• _Work to do_
- a) In the Poe residency article, how much was the filing fee that Contreras paid?
- b) Please pick up the Poe residency article after its final sentence and continue it.

• _Text segment_
Contreras said he paid the P10,100 filing fee out of his own pocket. He also said De La Salle had nothing to do with his actions against Poe.
“It’s just infuriating to be branded as someone who has an evil plot or has been paid just because you are questioning the qualifications of a candidate,” he said.
Contreras explained that he did not include the issue on Poe’s citizenship as it was already being tackled at the Senate Electoral Tribunal (SET) and there was no clear jurisprudence on the citizenship of a foundling.
“She was a foundling and she was abandoned as a child. For me personally, I also don’t want to be the instrument in her being rendered stateless. That is too cruel to me for it to be applied to a person who was abandoned as a child,” he said.
Proving Poe did not meet the 10-year residency would be easier because “it’s mathematical and numerical,” he said. “There is no judgment about you as a person.”
Poe, an adopted daughter of the late movie actor Fernando Poe Jr. and his wife, actress Susan Roces, was born and raised in the Philippines but moved to the United States in 1991 to finish her undergraduate studies and eventually worked there.
According to her, she decided to return to the Philippines after her father died in December 2004, but returned to the United States in February 2005.
She says she returned to the Philippines the same year and bought a house in Quezon City and enrolled her children in local schools.
In 2006, she says she acquired dual citizenship, although those seeking her disqualification claim that she continued to use her US passport up to 2009.
Later that year, Poe says, she finally got a Philippine passport and the next year she renounced her US citizenship so she could accept her appointment as chair of the Movie and Television Review and Classification Board.

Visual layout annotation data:
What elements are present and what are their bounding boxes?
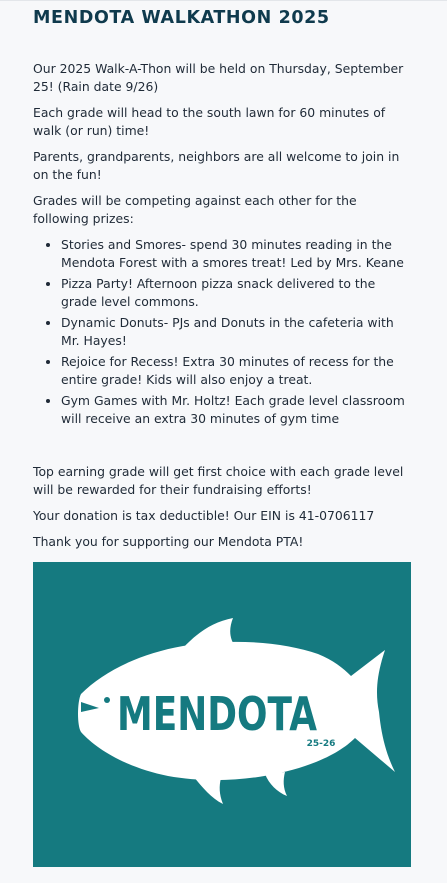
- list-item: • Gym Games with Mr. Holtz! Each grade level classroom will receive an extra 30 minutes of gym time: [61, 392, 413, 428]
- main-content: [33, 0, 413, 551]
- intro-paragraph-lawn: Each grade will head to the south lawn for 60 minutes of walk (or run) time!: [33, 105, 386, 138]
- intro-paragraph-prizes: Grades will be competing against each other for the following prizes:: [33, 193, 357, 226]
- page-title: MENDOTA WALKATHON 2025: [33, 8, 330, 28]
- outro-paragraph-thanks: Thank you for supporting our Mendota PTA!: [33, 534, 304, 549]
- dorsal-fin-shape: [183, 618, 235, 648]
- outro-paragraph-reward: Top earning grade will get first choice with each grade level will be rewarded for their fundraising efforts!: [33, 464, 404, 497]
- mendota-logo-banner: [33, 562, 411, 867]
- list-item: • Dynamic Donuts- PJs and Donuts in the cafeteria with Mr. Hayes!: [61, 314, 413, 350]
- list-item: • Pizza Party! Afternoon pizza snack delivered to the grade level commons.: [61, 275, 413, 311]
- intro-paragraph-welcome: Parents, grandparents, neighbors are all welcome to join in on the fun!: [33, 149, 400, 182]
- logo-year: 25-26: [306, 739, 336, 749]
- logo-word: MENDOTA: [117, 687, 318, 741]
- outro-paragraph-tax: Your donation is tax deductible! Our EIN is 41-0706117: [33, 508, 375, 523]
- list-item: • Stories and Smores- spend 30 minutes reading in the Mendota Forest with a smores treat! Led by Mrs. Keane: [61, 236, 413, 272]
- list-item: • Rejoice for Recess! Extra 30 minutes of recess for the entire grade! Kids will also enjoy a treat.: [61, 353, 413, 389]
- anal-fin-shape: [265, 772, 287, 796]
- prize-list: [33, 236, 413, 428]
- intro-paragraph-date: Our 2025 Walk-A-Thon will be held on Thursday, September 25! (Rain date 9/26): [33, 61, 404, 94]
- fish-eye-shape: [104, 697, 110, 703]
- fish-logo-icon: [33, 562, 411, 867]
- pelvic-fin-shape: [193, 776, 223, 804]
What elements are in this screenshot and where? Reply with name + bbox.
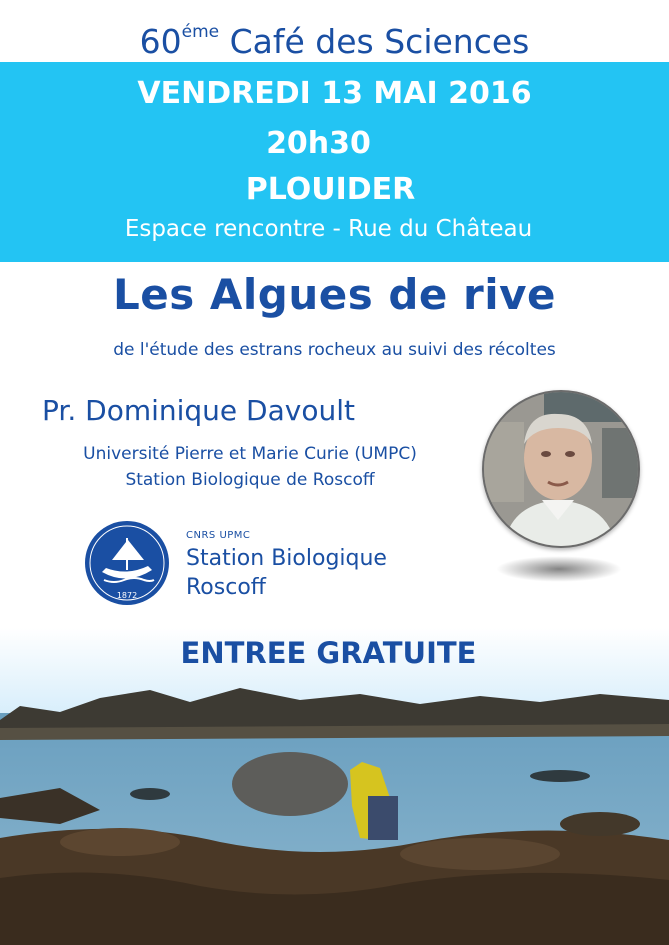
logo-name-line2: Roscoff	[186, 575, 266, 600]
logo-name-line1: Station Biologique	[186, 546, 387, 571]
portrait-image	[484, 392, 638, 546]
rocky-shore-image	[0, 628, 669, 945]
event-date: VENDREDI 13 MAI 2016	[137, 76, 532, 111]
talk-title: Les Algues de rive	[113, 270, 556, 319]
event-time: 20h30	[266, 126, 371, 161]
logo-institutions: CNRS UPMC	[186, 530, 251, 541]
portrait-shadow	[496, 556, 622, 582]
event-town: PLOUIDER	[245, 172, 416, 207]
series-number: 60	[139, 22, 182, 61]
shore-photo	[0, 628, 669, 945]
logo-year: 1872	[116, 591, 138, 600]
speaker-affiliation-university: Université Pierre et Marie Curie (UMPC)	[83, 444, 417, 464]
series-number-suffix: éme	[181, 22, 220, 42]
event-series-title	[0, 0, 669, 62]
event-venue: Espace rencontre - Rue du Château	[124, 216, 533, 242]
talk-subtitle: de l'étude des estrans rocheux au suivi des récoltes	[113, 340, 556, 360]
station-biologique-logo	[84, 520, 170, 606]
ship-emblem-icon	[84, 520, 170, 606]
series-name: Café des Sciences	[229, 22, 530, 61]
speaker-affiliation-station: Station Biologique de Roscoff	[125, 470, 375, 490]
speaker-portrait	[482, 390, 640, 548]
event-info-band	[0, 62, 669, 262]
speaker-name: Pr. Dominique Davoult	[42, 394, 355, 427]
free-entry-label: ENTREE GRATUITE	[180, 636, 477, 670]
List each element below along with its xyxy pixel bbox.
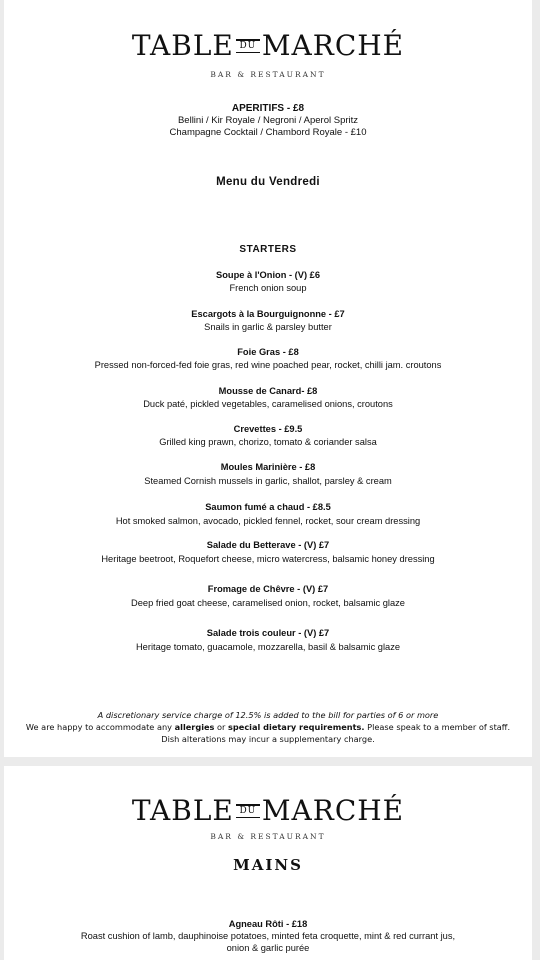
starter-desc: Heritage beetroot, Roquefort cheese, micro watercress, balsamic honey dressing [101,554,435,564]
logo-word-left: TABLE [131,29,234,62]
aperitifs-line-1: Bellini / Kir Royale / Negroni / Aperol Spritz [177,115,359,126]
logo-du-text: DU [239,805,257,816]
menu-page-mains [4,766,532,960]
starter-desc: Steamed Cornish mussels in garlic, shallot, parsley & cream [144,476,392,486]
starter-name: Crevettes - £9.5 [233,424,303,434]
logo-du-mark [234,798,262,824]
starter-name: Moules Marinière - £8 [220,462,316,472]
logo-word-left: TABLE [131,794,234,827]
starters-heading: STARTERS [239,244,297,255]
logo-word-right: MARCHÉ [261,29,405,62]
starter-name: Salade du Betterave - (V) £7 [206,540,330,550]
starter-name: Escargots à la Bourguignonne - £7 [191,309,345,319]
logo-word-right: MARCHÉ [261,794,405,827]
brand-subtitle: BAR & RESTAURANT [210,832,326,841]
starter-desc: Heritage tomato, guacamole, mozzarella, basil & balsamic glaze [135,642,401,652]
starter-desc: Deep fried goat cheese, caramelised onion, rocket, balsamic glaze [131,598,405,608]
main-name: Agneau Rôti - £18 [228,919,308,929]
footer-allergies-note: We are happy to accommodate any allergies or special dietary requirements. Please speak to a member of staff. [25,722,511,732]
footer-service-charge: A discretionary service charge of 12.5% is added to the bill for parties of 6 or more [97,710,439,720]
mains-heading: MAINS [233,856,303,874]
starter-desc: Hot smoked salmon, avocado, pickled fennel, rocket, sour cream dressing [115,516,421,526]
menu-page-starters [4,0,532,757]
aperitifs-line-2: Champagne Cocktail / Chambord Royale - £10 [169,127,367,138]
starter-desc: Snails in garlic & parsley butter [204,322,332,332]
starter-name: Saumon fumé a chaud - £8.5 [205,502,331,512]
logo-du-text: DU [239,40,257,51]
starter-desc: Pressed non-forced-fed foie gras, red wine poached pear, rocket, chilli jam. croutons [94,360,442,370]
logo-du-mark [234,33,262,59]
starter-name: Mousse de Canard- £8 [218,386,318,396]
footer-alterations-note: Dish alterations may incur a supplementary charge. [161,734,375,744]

• _Answers for the tasks_
- a) P10,100

- b)
She says she reaffirmed her renunciation of US citizenship in 2011.
Poe’s camp says she returned to live permanently in the Philippines 11 years ago, in late 2004, after the death of her father.
The Comelec’s online precinct finder lists Poe as having registered as a voter on Aug. 31, 2006, at Santa Lucia Elementary School in San Juan City.
In his petition, Contreras asked the Comelec to deny due course to or cancel Poe’s COC on the grounds that she made a false entry in the document when she claimed that she would be a legal resident of the Philippines for 10 years and
11 months by May 9, 2016.
His petition noted that the SET proceedings had established that she reacquired her Filipino citizenship on July 19, 2006.
“While indeed she traveled to the Philippines in 2004 to attend the wake and burial of her adoptive father and on several occasions before that, and while she may have been physically living in the Philippines for a longer duration after that from 2005 as she implies in her [COC], it was as a foreign visitor,” he said.
He said that during that period, Poe was carrying a US passport and she lost her Filipino citizenship on Oct. 18, 2001.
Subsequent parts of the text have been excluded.